### SUPPLIED INFORMATION
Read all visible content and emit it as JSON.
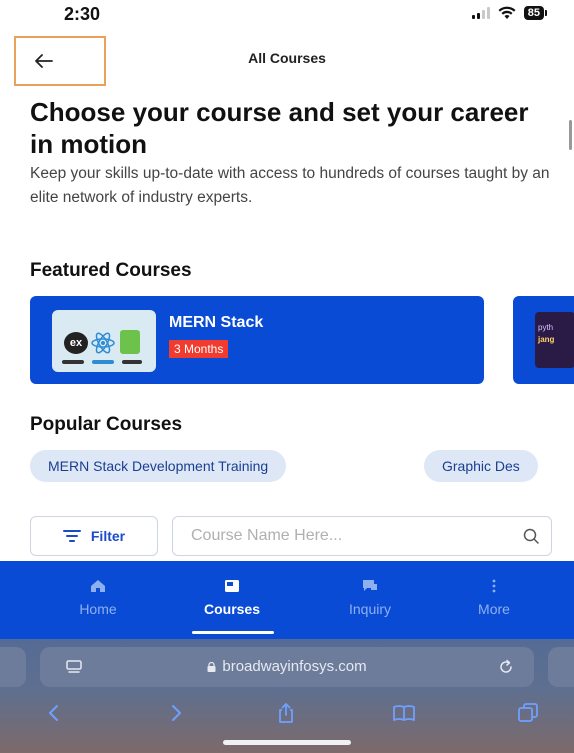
{
  "status_bar": {
    "time": "2:30",
    "battery": "85"
  },
  "header": {
    "title": "All Courses"
  },
  "hero": {
    "title": "Choose your course and set your career in motion",
    "description": "Keep your skills up-to-date with access to hundreds of courses taught by an elite network of industry experts."
  },
  "featured": {
    "title": "Featured Courses",
    "cards": [
      {
        "name": "MERN Stack",
        "duration": "3 Months",
        "thumb_text": "ex"
      },
      {
        "thumb_text_1": "pyth",
        "thumb_text_2": "jang"
      }
    ]
  },
  "popular": {
    "title": "Popular Courses",
    "chips": [
      "MERN Stack Development Training",
      "Graphic Des"
    ]
  },
  "filter": {
    "label": "Filter"
  },
  "search": {
    "placeholder": "Course Name Here..."
  },
  "bottom_nav": {
    "items": [
      {
        "label": "Home",
        "icon": "home-icon"
      },
      {
        "label": "Courses",
        "icon": "courses-icon",
        "active": true
      },
      {
        "label": "Inquiry",
        "icon": "inquiry-icon"
      },
      {
        "label": "More",
        "icon": "more-icon"
      }
    ]
  },
  "browser": {
    "url": "broadwayinfosys.com"
  },
  "colors": {
    "primary": "#0a4bd6",
    "badge": "#f23b2f",
    "chip_bg": "#dde7f6",
    "highlight_border": "#e8a25c"
  }
}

### EXERCISE OBJECTIVE
Write the entries above out in full, exactly, with no images.

### THE SOLUTION
Read all visible content and emit it as JSON.
{
  "status_bar": {
    "time": "2:30",
    "battery": "85"
  },
  "header": {
    "title": "All Courses"
  },
  "hero": {
    "title": "Choose your course and set your career in motion",
    "description": "Keep your skills up-to-date with access to hundreds of courses taught by an elite network of industry experts."
  },
  "featured": {
    "title": "Featured Courses",
    "cards": [
      {
        "name": "MERN Stack",
        "duration": "3 Months",
        "thumb_text": "ex"
      },
      {
        "thumb_text_1": "pyth",
        "thumb_text_2": "jang"
      }
    ]
  },
  "popular": {
    "title": "Popular Courses",
    "chips": [
      "MERN Stack Development Training",
      "Graphic Des"
    ]
  },
  "filter": {
    "label": "Filter"
  },
  "search": {
    "placeholder": "Course Name Here..."
  },
  "bottom_nav": {
    "items": [
      {
        "label": "Home",
        "icon": "home-icon"
      },
      {
        "label": "Courses",
        "icon": "courses-icon",
        "active": true
      },
      {
        "label": "Inquiry",
        "icon": "inquiry-icon"
      },
      {
        "label": "More",
        "icon": "more-icon"
      }
    ]
  },
  "browser": {
    "url": "broadwayinfosys.com"
  },
  "colors": {
    "primary": "#0a4bd6",
    "badge": "#f23b2f",
    "chip_bg": "#dde7f6",
    "highlight_border": "#e8a25c"
  }
}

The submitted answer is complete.